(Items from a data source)
◆ ◆ ◆ ◆ ◆

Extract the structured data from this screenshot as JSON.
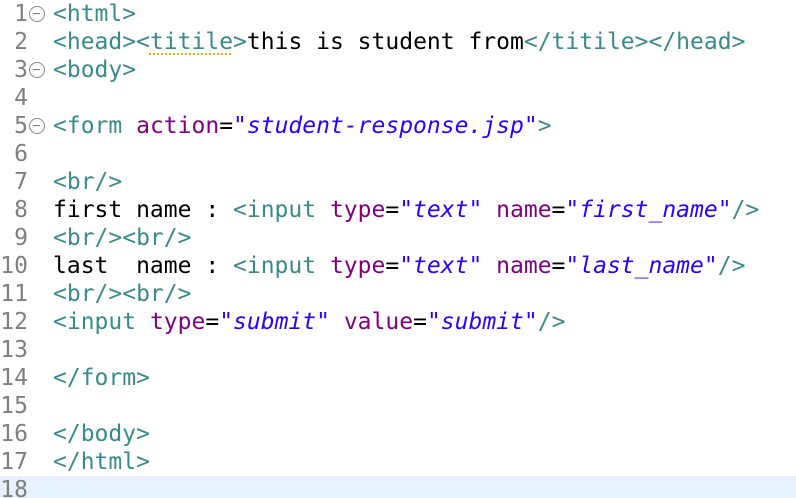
{
  "editor": {
    "colors": {
      "tag": "#3a8a8a",
      "attribute": "#7f007f",
      "string": "#2a00ff",
      "text": "#000000",
      "line_number": "#7f7f7f",
      "current_line": "#e8f2fe",
      "warning_underline": "#e6b400"
    },
    "lines": [
      {
        "number": "1",
        "fold": true,
        "tokens": [
          {
            "k": "tag",
            "t": "<html>"
          }
        ]
      },
      {
        "number": "2",
        "fold": false,
        "tokens": [
          {
            "k": "tag",
            "t": "<head>"
          },
          {
            "k": "tag",
            "t": "<"
          },
          {
            "k": "tag warn",
            "t": "titile"
          },
          {
            "k": "tag",
            "t": ">"
          },
          {
            "k": "txt",
            "t": "this is student from"
          },
          {
            "k": "tag",
            "t": "</titile></head>"
          }
        ]
      },
      {
        "number": "3",
        "fold": true,
        "tokens": [
          {
            "k": "tag",
            "t": "<body>"
          }
        ]
      },
      {
        "number": "4",
        "fold": false,
        "tokens": []
      },
      {
        "number": "5",
        "fold": true,
        "tokens": [
          {
            "k": "tag",
            "t": "<form "
          },
          {
            "k": "attr",
            "t": "action"
          },
          {
            "k": "txt",
            "t": "="
          },
          {
            "k": "val",
            "t": "\"student-response.jsp\""
          },
          {
            "k": "tag",
            "t": ">"
          }
        ]
      },
      {
        "number": "6",
        "fold": false,
        "tokens": []
      },
      {
        "number": "7",
        "fold": false,
        "tokens": [
          {
            "k": "tag",
            "t": "<br/>"
          }
        ]
      },
      {
        "number": "8",
        "fold": false,
        "tokens": [
          {
            "k": "txt",
            "t": "first name : "
          },
          {
            "k": "tag",
            "t": "<input "
          },
          {
            "k": "attr",
            "t": "type"
          },
          {
            "k": "txt",
            "t": "="
          },
          {
            "k": "val",
            "t": "\"text\""
          },
          {
            "k": "txt",
            "t": " "
          },
          {
            "k": "attr",
            "t": "name"
          },
          {
            "k": "txt",
            "t": "="
          },
          {
            "k": "val",
            "t": "\"first_name\""
          },
          {
            "k": "tag",
            "t": "/>"
          }
        ]
      },
      {
        "number": "9",
        "fold": false,
        "tokens": [
          {
            "k": "tag",
            "t": "<br/><br/>"
          }
        ]
      },
      {
        "number": "10",
        "fold": false,
        "tokens": [
          {
            "k": "txt",
            "t": "last  name : "
          },
          {
            "k": "tag",
            "t": "<input "
          },
          {
            "k": "attr",
            "t": "type"
          },
          {
            "k": "txt",
            "t": "="
          },
          {
            "k": "val",
            "t": "\"text\""
          },
          {
            "k": "txt",
            "t": " "
          },
          {
            "k": "attr",
            "t": "name"
          },
          {
            "k": "txt",
            "t": "="
          },
          {
            "k": "val",
            "t": "\"last_name\""
          },
          {
            "k": "tag",
            "t": "/>"
          }
        ]
      },
      {
        "number": "11",
        "fold": false,
        "tokens": [
          {
            "k": "tag",
            "t": "<br/><br/>"
          }
        ]
      },
      {
        "number": "12",
        "fold": false,
        "tokens": [
          {
            "k": "tag",
            "t": "<input "
          },
          {
            "k": "attr",
            "t": "type"
          },
          {
            "k": "txt",
            "t": "="
          },
          {
            "k": "val",
            "t": "\"submit\""
          },
          {
            "k": "txt",
            "t": " "
          },
          {
            "k": "attr",
            "t": "value"
          },
          {
            "k": "txt",
            "t": "="
          },
          {
            "k": "val",
            "t": "\"submit\""
          },
          {
            "k": "tag",
            "t": "/>"
          }
        ]
      },
      {
        "number": "13",
        "fold": false,
        "tokens": []
      },
      {
        "number": "14",
        "fold": false,
        "tokens": [
          {
            "k": "tag",
            "t": "</form>"
          }
        ]
      },
      {
        "number": "15",
        "fold": false,
        "tokens": []
      },
      {
        "number": "16",
        "fold": false,
        "tokens": [
          {
            "k": "tag",
            "t": "</body>"
          }
        ]
      },
      {
        "number": "17",
        "fold": false,
        "tokens": [
          {
            "k": "tag",
            "t": "</html>"
          }
        ]
      },
      {
        "number": "18",
        "fold": false,
        "current": true,
        "tokens": []
      }
    ]
  }
}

◆ ◆ ◆ ◆ ◆

Count up the lines in the listing that hold the word "student", and give that number only.

2